Reproduce the data exactly and drop any pictures it holds.

--- Given records ---
>> START

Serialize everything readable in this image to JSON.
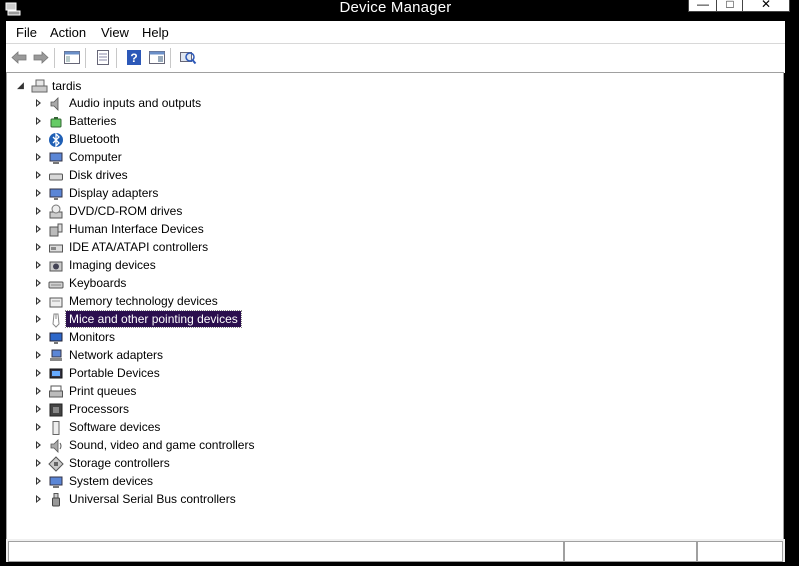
{
  "window": {
    "title": "Device Manager",
    "minimize": "—",
    "maximize": "□",
    "close": "✕"
  },
  "menu": [
    "File",
    "Action",
    "View",
    "Help"
  ],
  "toolbar": [
    "back-icon",
    "forward-icon",
    "show-hide-console-tree-icon",
    "properties-icon",
    "help-icon",
    "action-pane-icon",
    "scan-hardware-icon"
  ],
  "tree": {
    "root": "tardis",
    "nodes": [
      "Audio inputs and outputs",
      "Batteries",
      "Bluetooth",
      "Computer",
      "Disk drives",
      "Display adapters",
      "DVD/CD-ROM drives",
      "Human Interface Devices",
      "IDE ATA/ATAPI controllers",
      "Imaging devices",
      "Keyboards",
      "Memory technology devices",
      "Mice and other pointing devices",
      "Monitors",
      "Network adapters",
      "Portable Devices",
      "Print queues",
      "Processors",
      "Software devices",
      "Sound, video and game controllers",
      "Storage controllers",
      "System devices",
      "Universal Serial Bus controllers"
    ],
    "selected_index": 12
  },
  "colors": {
    "selection": "#2b0f4e",
    "titlebar": "#000000"
  }
}
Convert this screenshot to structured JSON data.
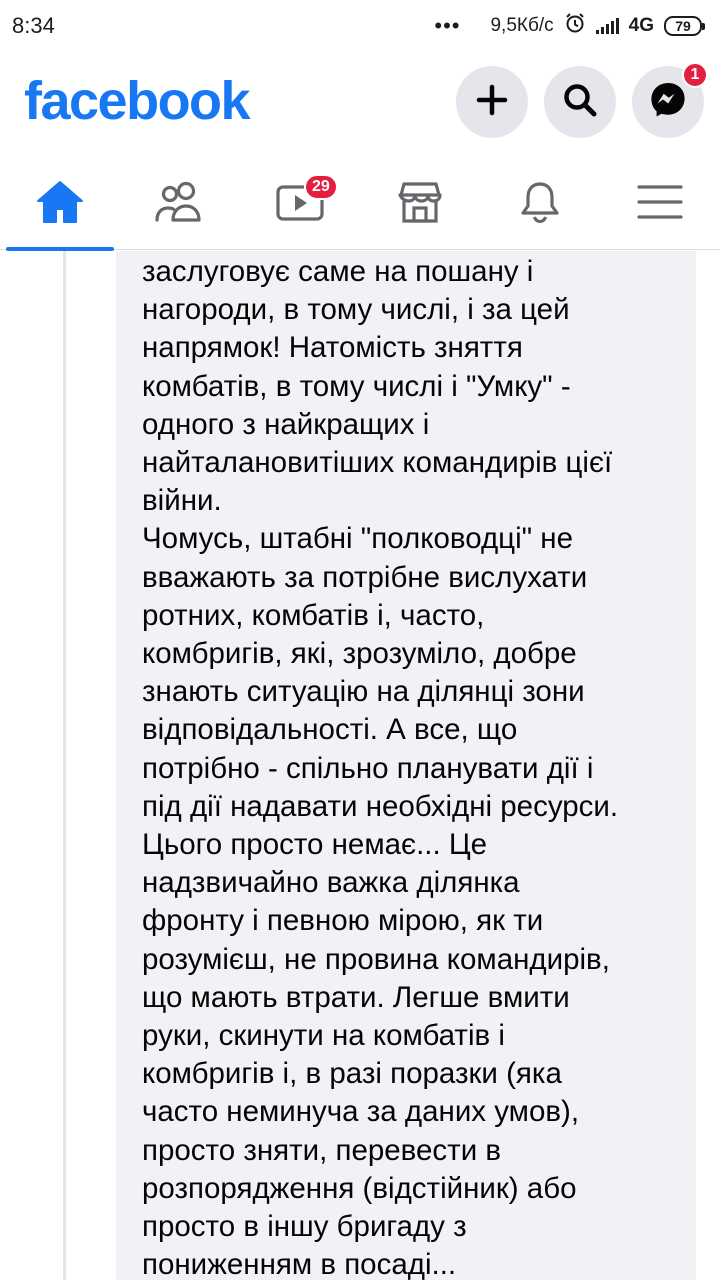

>> END

--- Written response ---
Serialize everything readable in this image to JSON.
{
  "window": {
    "title": "Device Manager",
    "minimize": "—",
    "maximize": "□",
    "close": "✕"
  },
  "menu": [
    "File",
    "Action",
    "View",
    "Help"
  ],
  "toolbar": [
    "back-icon",
    "forward-icon",
    "show-hide-console-tree-icon",
    "properties-icon",
    "help-icon",
    "action-pane-icon",
    "scan-hardware-icon"
  ],
  "tree": {
    "root": "tardis",
    "nodes": [
      "Audio inputs and outputs",
      "Batteries",
      "Bluetooth",
      "Computer",
      "Disk drives",
      "Display adapters",
      "DVD/CD-ROM drives",
      "Human Interface Devices",
      "IDE ATA/ATAPI controllers",
      "Imaging devices",
      "Keyboards",
      "Memory technology devices",
      "Mice and other pointing devices",
      "Monitors",
      "Network adapters",
      "Portable Devices",
      "Print queues",
      "Processors",
      "Software devices",
      "Sound, video and game controllers",
      "Storage controllers",
      "System devices",
      "Universal Serial Bus controllers"
    ],
    "selected_index": 12
  },
  "colors": {
    "selection": "#2b0f4e",
    "titlebar": "#000000"
  }
}
Convert this screenshot to structured JSON data.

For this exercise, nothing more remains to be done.